Que me perdone Carles Puigdemont, presidente de la Generalitat catalana, pero no le creo que el noventa por ciento de sus paisanos haya votado a favor de la independencia de Cataluña. Estos resultados electorales, que muy bien merecerían calificarse como stroessnistas en homenaje al dictador paraguayo Alfredo Stroessner, suelen ser fraudulentos y propagandísticos.
Sin duda que la causa independentista -por diferentes motivos- es popular en estos pagos, pero me consta que son muchos también -por diferentes motivos- los que se oponen a lo que califican como un acto de irresponsabilidad, un salto al vacío y en más de un caso la estrategia de políticos corruptos para eludir la acción de la Justicia. Los observadores dicen que si se hiciera un referéndum con garantías se impondría la moción de una Cataluña integrada a España. Habrá que ver si es así, pero de lo que estoy seguro es de que el noventa y tanto por ciento que proclama el señor Puigdemont es mentiroso.
¿Y por qué no el referéndum entonces? Por la sencilla razón de que un referéndum acerca de la secesión no está permitido por la Constitución. Hay un ya célebre artículo 155 que lo prohíbe expresamente, prohibición que, dicho sea de paso, las autoridades catalanas en su momento apoyaron. Al argumento de que la democracia es el voto como dicen los separatistas, el gobierno de Mariano Rajoy sostiene que la democracia es en primer lugar el cumplimento de las leyes.

※

**OBJETIVO**
Imprime sin cambios el pasaje del fragmento de arriba sobre la independencia de Cataluña que empieza por "Sin duda que" y continúa hasta "Puigdemont es mentiroso.".

**DATOS DE ORIGEN**
※

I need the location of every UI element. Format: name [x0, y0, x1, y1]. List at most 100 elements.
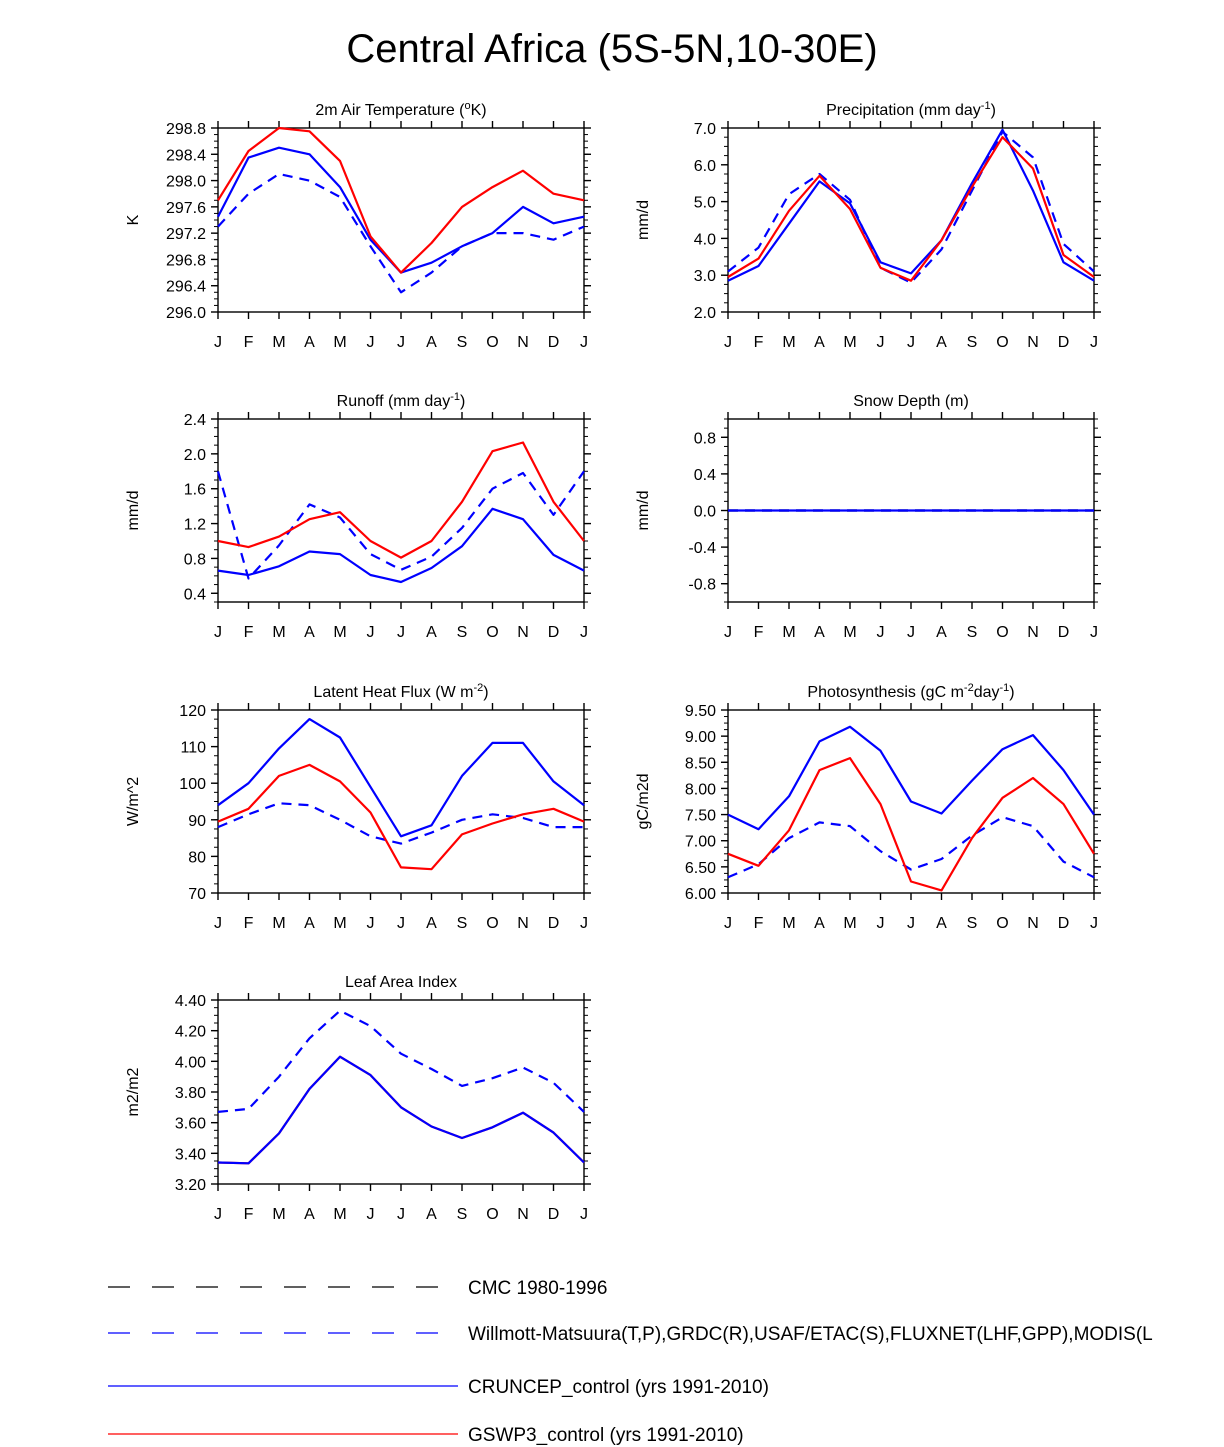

※

**RESPUESTA**
Sin duda que la causa independentista -por diferentes motivos- es popular en estos pagos, pero me consta que son muchos también -por diferentes motivos- los que se oponen a lo que califican como un acto de irresponsabilidad, un salto al vacío y en más de un caso la estrategia de políticos corruptos para eludir la acción de la Justicia. Los observadores dicen que si se hiciera un referéndum con garantías se impondría la moción de una Cataluña integrada a España. Habrá que ver si es así, pero de lo que estoy seguro es de que el noventa y tanto por ciento que proclama el señor Puigdemont es mentiroso.